>> begin DATA RECORDS
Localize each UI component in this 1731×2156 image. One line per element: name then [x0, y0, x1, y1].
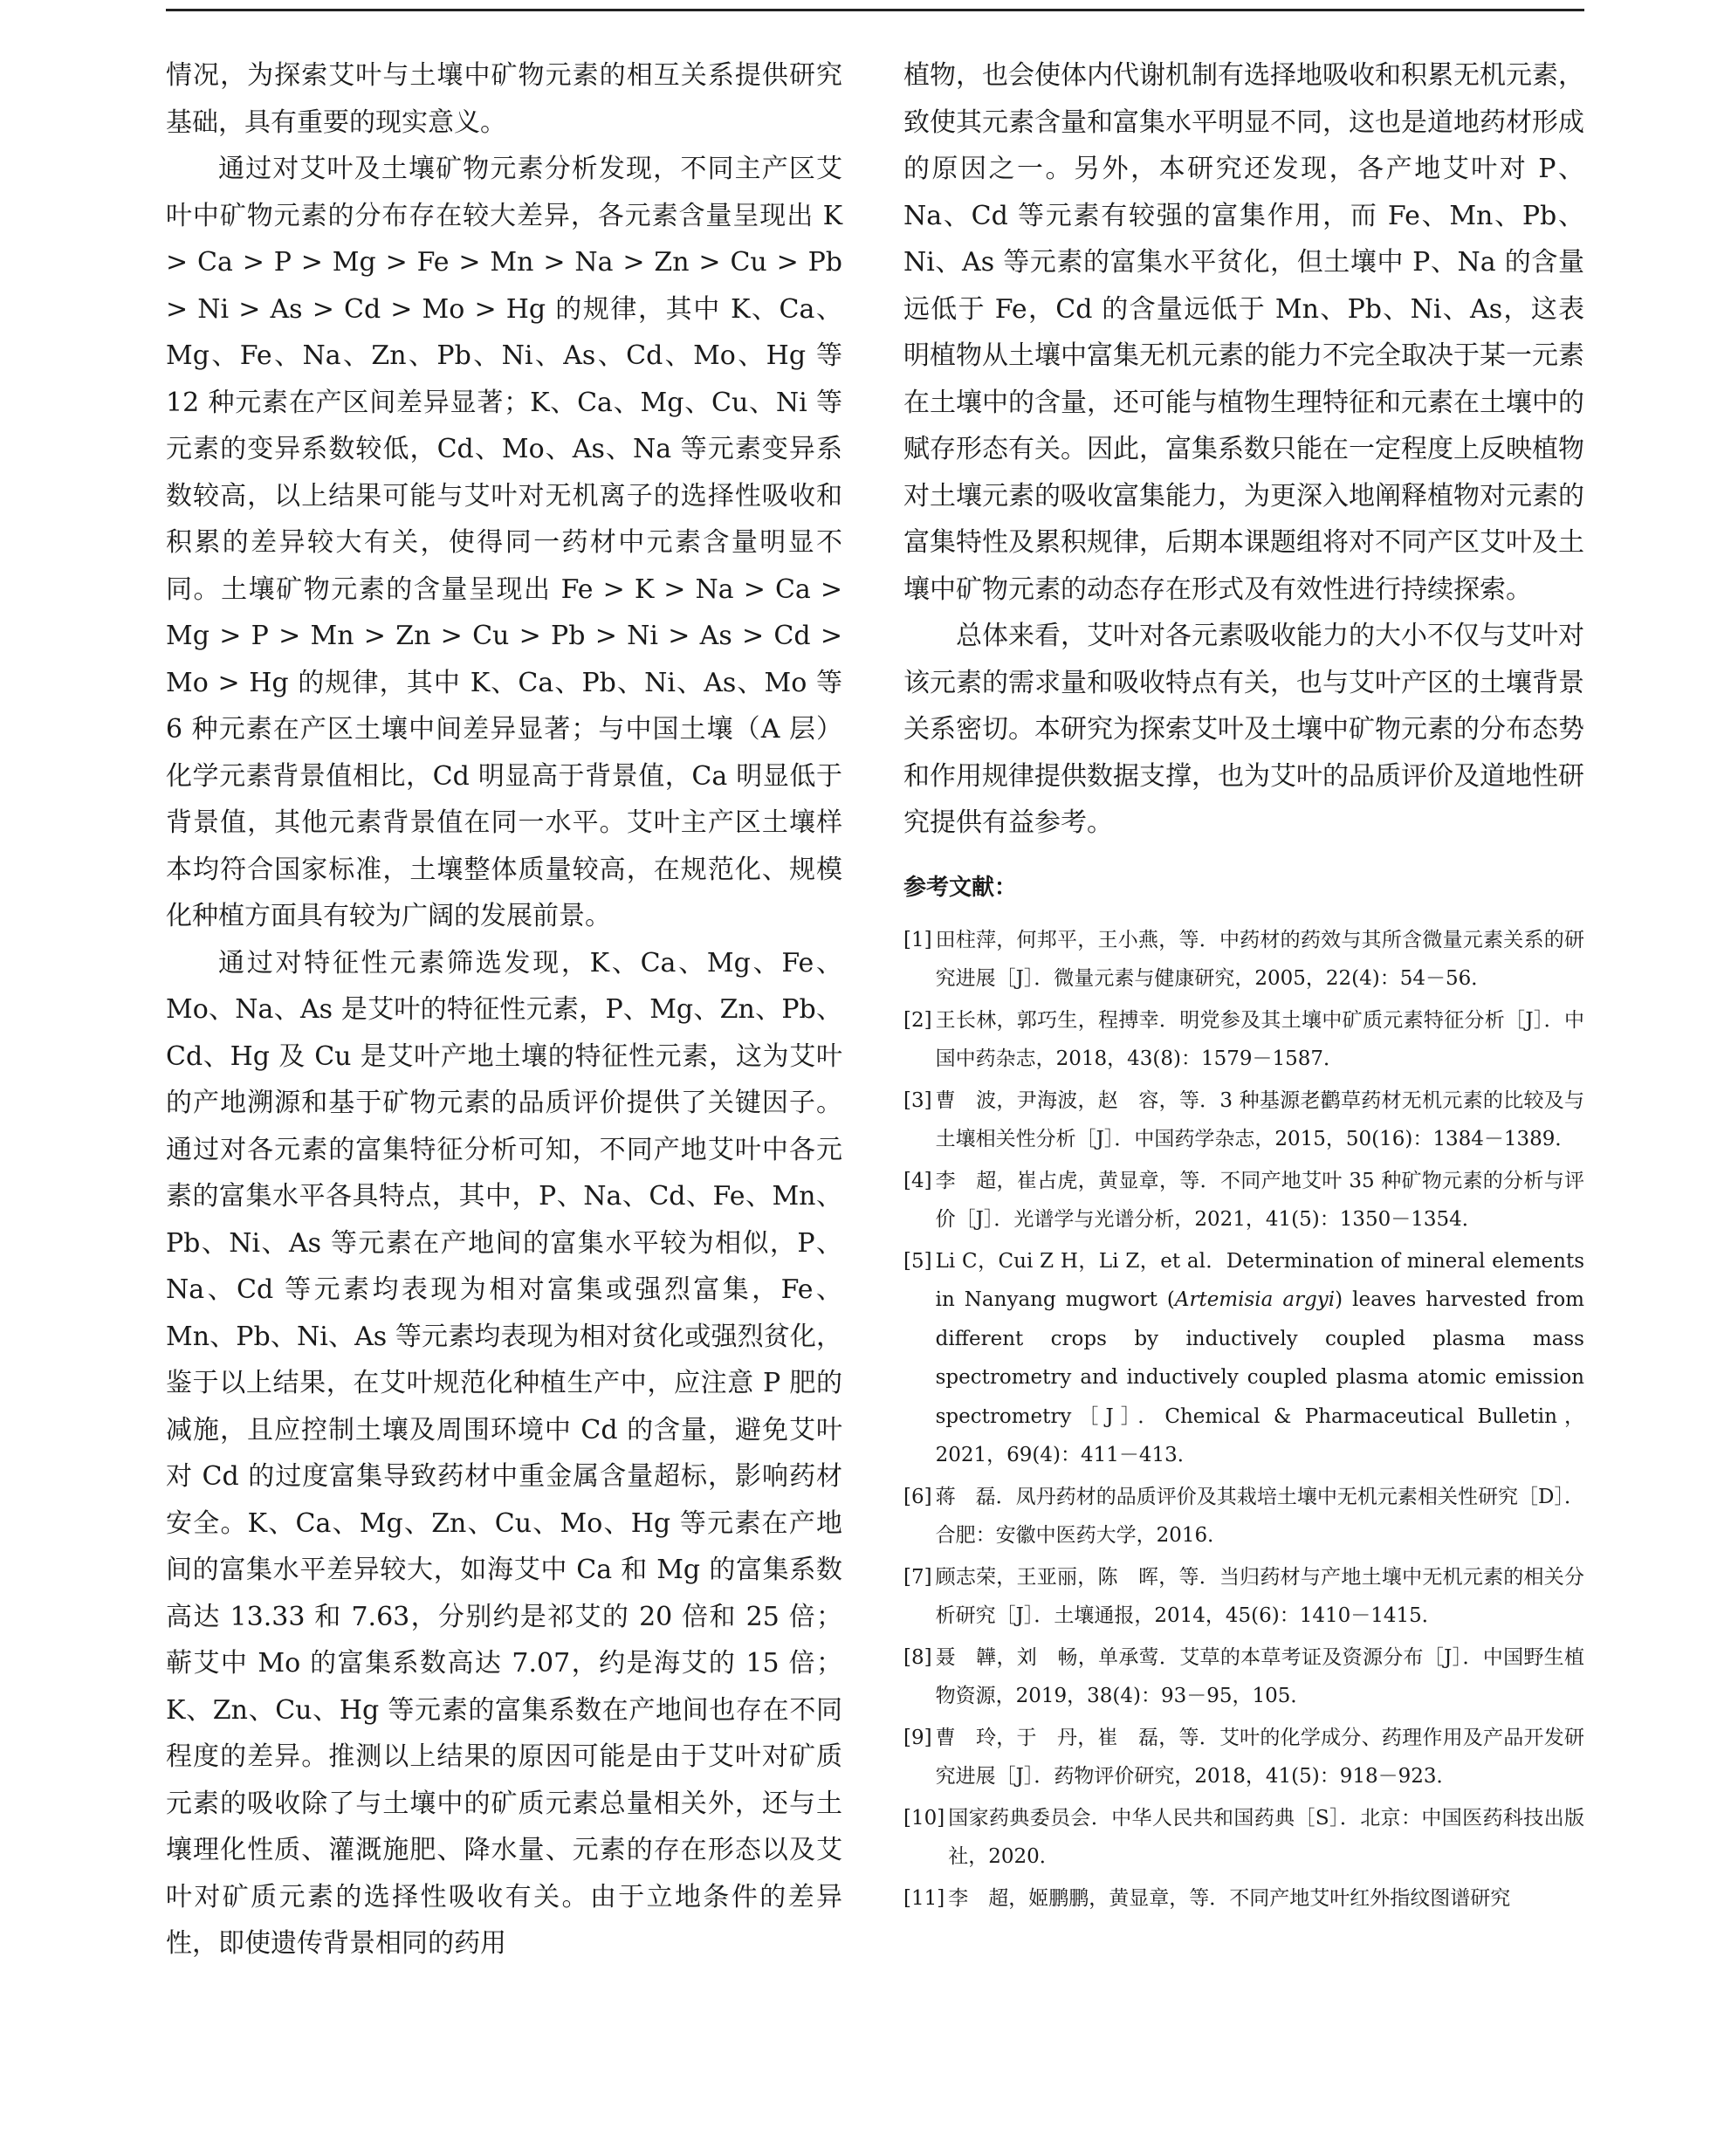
reference-item	[903, 1081, 1584, 1159]
reference-text-pre: Li C，Cui Z H，Li Z，et al．Determination of mineral elements in Nanyang mugwort (	[935, 1249, 1584, 1311]
reference-number: [1]	[903, 928, 932, 951]
reference-text: 李 超，姬鹏鹏，黄显章，等．不同产地艾叶红外指纹图谱研究	[948, 1886, 1511, 1910]
reference-item	[903, 1719, 1584, 1796]
reference-number: [4]	[903, 1169, 932, 1192]
reference-number: [9]	[903, 1726, 932, 1749]
reference-text: 聂 韡，刘 畅，单承莺．艾草的本草考证及资源分布［J］．中国野生植物资源，2019，38(4)：93－95，105．	[935, 1645, 1584, 1707]
reference-item	[903, 921, 1584, 999]
reference-number: [8]	[903, 1645, 932, 1669]
reference-item	[903, 1879, 1584, 1919]
reference-number: [11]	[903, 1886, 945, 1910]
reference-text	[936, 1242, 1584, 1475]
reference-number: [5]	[903, 1249, 932, 1273]
reference-text: 曹 波，尹海波，赵 容，等．3 种基源老鹳草药材无机元素的比较及与土壤相关性分析［J］．中国药学杂志，2015，50(16)：1384－1389．	[935, 1088, 1584, 1150]
reference-text-post: ) leaves harvested from different crops by inductively coupled plasma mass spectrometry and inductively coupled plasma atomic emission spectrometry［J］．Chemical & Pharmaceutical Bulletin，2021，69(4)：411－413．	[935, 1288, 1584, 1466]
reference-text: 田柱萍，何邦平，王小燕，等．中药材的药效与其所含微量元素关系的研究进展［J］．微量元素与健康研究，2005，22(4)：54－56．	[935, 928, 1584, 990]
reference-item	[903, 1001, 1584, 1079]
paragraph: 总体来看，艾叶对各元素吸收能力的大小不仅与艾叶对该元素的需求量和吸收特点有关，也与艾叶产区的土壤背景关系密切。本研究为探索艾叶及土壤中矿物元素的分布态势和作用规律提供数据支撑，也为艾叶的品质评价及道地性研究提供有益参考。	[903, 621, 1584, 838]
references-heading: 参考文献：	[903, 874, 1018, 901]
reference-item	[903, 1478, 1584, 1555]
reference-text-italic: Artemisia argyi	[1174, 1288, 1336, 1311]
reference-number: [3]	[903, 1088, 932, 1112]
header-rule	[166, 9, 1584, 11]
left-column	[166, 52, 842, 1967]
paragraph: 通过对艾叶及土壤矿物元素分析发现，不同主产区艾叶中矿物元素的分布存在较大差异，各元素含量呈现出 K > Ca > P > Mg > Fe > Mn > Na > Zn > Cu > Pb > Ni > As > Cd > Mo > Hg 的规律，其中 K、Ca、Mg、Fe、Na、Zn、Pb、Ni、As、Cd、Mo、Hg 等 12 种元素在产区间差异显著；K、Ca、Mg、Cu、Ni 等元素的变异系数较低，Cd、Mo、As、Na 等元素变异系数较高，以上结果可能与艾叶对无机离子的选择性吸收和积累的差异较大有关，使得同一药材中元素含量明显不同。土壤矿物元素的含量呈现出 Fe > K > Na > Ca > Mg > P > Mn > Zn > Cu > Pb > Ni > As > Cd > Mo > Hg 的规律，其中 K、Ca、Pb、Ni、As、Mo 等 6 种元素在产区土壤中间差异显著；与中国土壤（A 层）化学元素背景值相比，Cd 明显高于背景值，Ca 明显低于背景值，其他元素背景值在同一水平。艾叶主产区土壤样本均符合国家标准，土壤整体质量较高，在规范化、规模化种植方面具有较为广阔的发展前景。	[166, 154, 842, 931]
reference-item	[903, 1558, 1584, 1636]
reference-number: [2]	[903, 1008, 932, 1032]
reference-text: 顾志荣，王亚丽，陈 晖，等．当归药材与产地土壤中无机元素的相关分析研究［J］．土壤通报，2014，45(6)：1410－1415．	[935, 1565, 1584, 1627]
reference-list	[903, 921, 1584, 1919]
reference-text: 蒋 磊．凤丹药材的品质评价及其栽培土壤中无机元素相关性研究［D］．合肥：安徽中医药大学，2016．	[935, 1485, 1584, 1547]
reference-item	[903, 1638, 1584, 1716]
right-column	[903, 52, 1584, 1920]
reference-number: [10]	[903, 1806, 945, 1830]
reference-item	[903, 1799, 1584, 1877]
reference-item	[903, 1162, 1584, 1239]
reference-number: [6]	[903, 1485, 932, 1508]
reference-item	[903, 1242, 1584, 1475]
paragraph: 植物，也会使体内代谢机制有选择地吸收和积累无机元素，致使其元素含量和富集水平明显不同，这也是道地药材形成的原因之一。另外，本研究还发现，各产地艾叶对 P、Na、Cd 等元素有较强的富集作用，而 Fe、Mn、Pb、Ni、As 等元素的富集水平贫化，但土壤中 P、Na 的含量远低于 Fe，Cd 的含量远低于 Mn、Pb、Ni、As，这表明植物从土壤中富集无机元素的能力不完全取决于某一元素在土壤中的含量，还可能与植物生理特征和元素在土壤中的赋存形态有关。因此，富集系数只能在一定程度上反映植物对土壤元素的吸收富集能力，为更深入地阐释植物对元素的富集特性及累积规律，后期本课题组将对不同产区艾叶及土壤中矿物元素的动态存在形式及有效性进行持续探索。	[903, 60, 1584, 605]
reference-text: 曹 玲，于 丹，崔 磊，等．艾叶的化学成分、药理作用及产品开发研究进展［J］．药物评价研究，2018，41(5)：918－923．	[935, 1726, 1584, 1788]
reference-text: 国家药典委员会．中华人民共和国药典［S］．北京：中国医药科技出版社，2020．	[948, 1806, 1584, 1868]
paragraph: 通过对特征性元素筛选发现，K、Ca、Mg、Fe、Mo、Na、As 是艾叶的特征性元素，P、Mg、Zn、Pb、Cd、Hg 及 Cu 是艾叶产地土壤的特征性元素，这为艾叶的产地溯源和基于矿物元素的品质评价提供了关键因子。通过对各元素的富集特征分析可知，不同产地艾叶中各元素的富集水平各具特点，其中，P、Na、Cd、Fe、Mn、Pb、Ni、As 等元素在产地间的富集水平较为相似，P、Na、Cd 等元素均表现为相对富集或强烈富集，Fe、Mn、Pb、Ni、As 等元素均表现为相对贫化或强烈贫化，鉴于以上结果，在艾叶规范化种植生产中，应注意 P 肥的减施，且应控制土壤及周围环境中 Cd 的含量，避免艾叶对 Cd 的过度富集导致药材中重金属含量超标，影响药材安全。K、Ca、Mg、Zn、Cu、Mo、Hg 等元素在产地间的富集水平差异较大，如海艾中 Ca 和 Mg 的富集系数高达 13.33 和 7.63，分别约是祁艾的 20 倍和 25 倍；蕲艾中 Mo 的富集系数高达 7.07，约是海艾的 15 倍；K、Zn、Cu、Hg 等元素的富集系数在产地间也存在不同程度的差异。推测以上结果的原因可能是由于艾叶对矿质元素的吸收除了与土壤中的矿质元素总量相关外，还与土壤理化性质、灌溉施肥、降水量、元素的存在形态以及艾叶对矿质元素的选择性吸收有关。由于立地条件的差异性，即使遗传背景相同的药用	[166, 947, 842, 1959]
reference-text: 李 超，崔占虎，黄显章，等．不同产地艾叶 35 种矿物元素的分析与评价［J］．光谱学与光谱分析，2021，41(5)：1350－1354．	[935, 1169, 1584, 1231]
reference-text: 王长林，郭巧生，程搏幸．明党参及其土壤中矿质元素特征分析［J］．中国中药杂志，2018，43(8)：1579－1587．	[935, 1008, 1584, 1070]
paragraph: 情况，为探索艾叶与土壤中矿物元素的相互关系提供研究基础，具有重要的现实意义。	[166, 60, 842, 138]
reference-number: [7]	[903, 1565, 932, 1589]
>> end DATA RECORDS
* **WORK INSTRUCTIONS**
Reproduce every line of the material above word for word, but leave out the pictures.

* **SOLUTION FOR THIS EXERCISE**
Localize each UI component in this 1731×2156 image. One line per element: name then [x0, y0, x1, y1].
reference-item	[903, 1081, 1584, 1159]
reference-text-pre: Li C，Cui Z H，Li Z，et al．Determination of mineral elements in Nanyang mugwort (	[935, 1249, 1584, 1311]
reference-number: [1]	[903, 928, 932, 951]
reference-text: 李 超，姬鹏鹏，黄显章，等．不同产地艾叶红外指纹图谱研究	[948, 1886, 1511, 1910]
reference-item	[903, 1719, 1584, 1796]
reference-number: [4]	[903, 1169, 932, 1192]
reference-number: [9]	[903, 1726, 932, 1749]
reference-text: 聂 韡，刘 畅，单承莺．艾草的本草考证及资源分布［J］．中国野生植物资源，2019，38(4)：93－95，105．	[935, 1645, 1584, 1707]
reference-item	[903, 921, 1584, 999]
reference-number: [8]	[903, 1645, 932, 1669]
reference-item	[903, 1879, 1584, 1919]
reference-number: [11]	[903, 1886, 945, 1910]
reference-text	[936, 1242, 1584, 1475]
reference-number: [5]	[903, 1249, 932, 1273]
reference-text: 曹 波，尹海波，赵 容，等．3 种基源老鹳草药材无机元素的比较及与土壤相关性分析［J］．中国药学杂志，2015，50(16)：1384－1389．	[935, 1088, 1584, 1150]
reference-text-post: ) leaves harvested from different crops by inductively coupled plasma mass spectrometry and inductively coupled plasma atomic emission spectrometry［J］．Chemical & Pharmaceutical Bulletin，2021，69(4)：411－413．	[935, 1288, 1584, 1466]
reference-text: 田柱萍，何邦平，王小燕，等．中药材的药效与其所含微量元素关系的研究进展［J］．微量元素与健康研究，2005，22(4)：54－56．	[935, 928, 1584, 990]
reference-item	[903, 1001, 1584, 1079]
paragraph: 总体来看，艾叶对各元素吸收能力的大小不仅与艾叶对该元素的需求量和吸收特点有关，也与艾叶产区的土壤背景关系密切。本研究为探索艾叶及土壤中矿物元素的分布态势和作用规律提供数据支撑，也为艾叶的品质评价及道地性研究提供有益参考。	[903, 621, 1584, 838]
references-heading: 参考文献：	[903, 874, 1018, 901]
reference-item	[903, 1478, 1584, 1555]
reference-text-italic: Artemisia argyi	[1174, 1288, 1336, 1311]
reference-number: [3]	[903, 1088, 932, 1112]
header-rule	[166, 9, 1584, 11]
left-column	[166, 52, 842, 1967]
paragraph: 通过对艾叶及土壤矿物元素分析发现，不同主产区艾叶中矿物元素的分布存在较大差异，各元素含量呈现出 K > Ca > P > Mg > Fe > Mn > Na > Zn > Cu > Pb > Ni > As > Cd > Mo > Hg 的规律，其中 K、Ca、Mg、Fe、Na、Zn、Pb、Ni、As、Cd、Mo、Hg 等 12 种元素在产区间差异显著；K、Ca、Mg、Cu、Ni 等元素的变异系数较低，Cd、Mo、As、Na 等元素变异系数较高，以上结果可能与艾叶对无机离子的选择性吸收和积累的差异较大有关，使得同一药材中元素含量明显不同。土壤矿物元素的含量呈现出 Fe > K > Na > Ca > Mg > P > Mn > Zn > Cu > Pb > Ni > As > Cd > Mo > Hg 的规律，其中 K、Ca、Pb、Ni、As、Mo 等 6 种元素在产区土壤中间差异显著；与中国土壤（A 层）化学元素背景值相比，Cd 明显高于背景值，Ca 明显低于背景值，其他元素背景值在同一水平。艾叶主产区土壤样本均符合国家标准，土壤整体质量较高，在规范化、规模化种植方面具有较为广阔的发展前景。	[166, 154, 842, 931]
reference-item	[903, 1558, 1584, 1636]
reference-number: [2]	[903, 1008, 932, 1032]
reference-text: 顾志荣，王亚丽，陈 晖，等．当归药材与产地土壤中无机元素的相关分析研究［J］．土壤通报，2014，45(6)：1410－1415．	[935, 1565, 1584, 1627]
reference-list	[903, 921, 1584, 1919]
reference-text: 蒋 磊．凤丹药材的品质评价及其栽培土壤中无机元素相关性研究［D］．合肥：安徽中医药大学，2016．	[935, 1485, 1584, 1547]
reference-item	[903, 1638, 1584, 1716]
right-column	[903, 52, 1584, 1920]
reference-number: [10]	[903, 1806, 945, 1830]
reference-item	[903, 1799, 1584, 1877]
reference-item	[903, 1162, 1584, 1239]
reference-number: [6]	[903, 1485, 932, 1508]
reference-item	[903, 1242, 1584, 1475]
paragraph: 植物，也会使体内代谢机制有选择地吸收和积累无机元素，致使其元素含量和富集水平明显不同，这也是道地药材形成的原因之一。另外，本研究还发现，各产地艾叶对 P、Na、Cd 等元素有较强的富集作用，而 Fe、Mn、Pb、Ni、As 等元素的富集水平贫化，但土壤中 P、Na 的含量远低于 Fe，Cd 的含量远低于 Mn、Pb、Ni、As，这表明植物从土壤中富集无机元素的能力不完全取决于某一元素在土壤中的含量，还可能与植物生理特征和元素在土壤中的赋存形态有关。因此，富集系数只能在一定程度上反映植物对土壤元素的吸收富集能力，为更深入地阐释植物对元素的富集特性及累积规律，后期本课题组将对不同产区艾叶及土壤中矿物元素的动态存在形式及有效性进行持续探索。	[903, 60, 1584, 605]
reference-text: 曹 玲，于 丹，崔 磊，等．艾叶的化学成分、药理作用及产品开发研究进展［J］．药物评价研究，2018，41(5)：918－923．	[935, 1726, 1584, 1788]
reference-text: 国家药典委员会．中华人民共和国药典［S］．北京：中国医药科技出版社，2020．	[948, 1806, 1584, 1868]
paragraph: 通过对特征性元素筛选发现，K、Ca、Mg、Fe、Mo、Na、As 是艾叶的特征性元素，P、Mg、Zn、Pb、Cd、Hg 及 Cu 是艾叶产地土壤的特征性元素，这为艾叶的产地溯源和基于矿物元素的品质评价提供了关键因子。通过对各元素的富集特征分析可知，不同产地艾叶中各元素的富集水平各具特点，其中，P、Na、Cd、Fe、Mn、Pb、Ni、As 等元素在产地间的富集水平较为相似，P、Na、Cd 等元素均表现为相对富集或强烈富集，Fe、Mn、Pb、Ni、As 等元素均表现为相对贫化或强烈贫化，鉴于以上结果，在艾叶规范化种植生产中，应注意 P 肥的减施，且应控制土壤及周围环境中 Cd 的含量，避免艾叶对 Cd 的过度富集导致药材中重金属含量超标，影响药材安全。K、Ca、Mg、Zn、Cu、Mo、Hg 等元素在产地间的富集水平差异较大，如海艾中 Ca 和 Mg 的富集系数高达 13.33 和 7.63，分别约是祁艾的 20 倍和 25 倍；蕲艾中 Mo 的富集系数高达 7.07，约是海艾的 15 倍；K、Zn、Cu、Hg 等元素的富集系数在产地间也存在不同程度的差异。推测以上结果的原因可能是由于艾叶对矿质元素的吸收除了与土壤中的矿质元素总量相关外，还与土壤理化性质、灌溉施肥、降水量、元素的存在形态以及艾叶对矿质元素的选择性吸收有关。由于立地条件的差异性，即使遗传背景相同的药用	[166, 947, 842, 1959]
reference-text: 李 超，崔占虎，黄显章，等．不同产地艾叶 35 种矿物元素的分析与评价［J］．光谱学与光谱分析，2021，41(5)：1350－1354．	[935, 1169, 1584, 1231]
reference-text: 王长林，郭巧生，程搏幸．明党参及其土壤中矿质元素特征分析［J］．中国中药杂志，2018，43(8)：1579－1587．	[935, 1008, 1584, 1070]
paragraph: 情况，为探索艾叶与土壤中矿物元素的相互关系提供研究基础，具有重要的现实意义。	[166, 60, 842, 138]
reference-number: [7]	[903, 1565, 932, 1589]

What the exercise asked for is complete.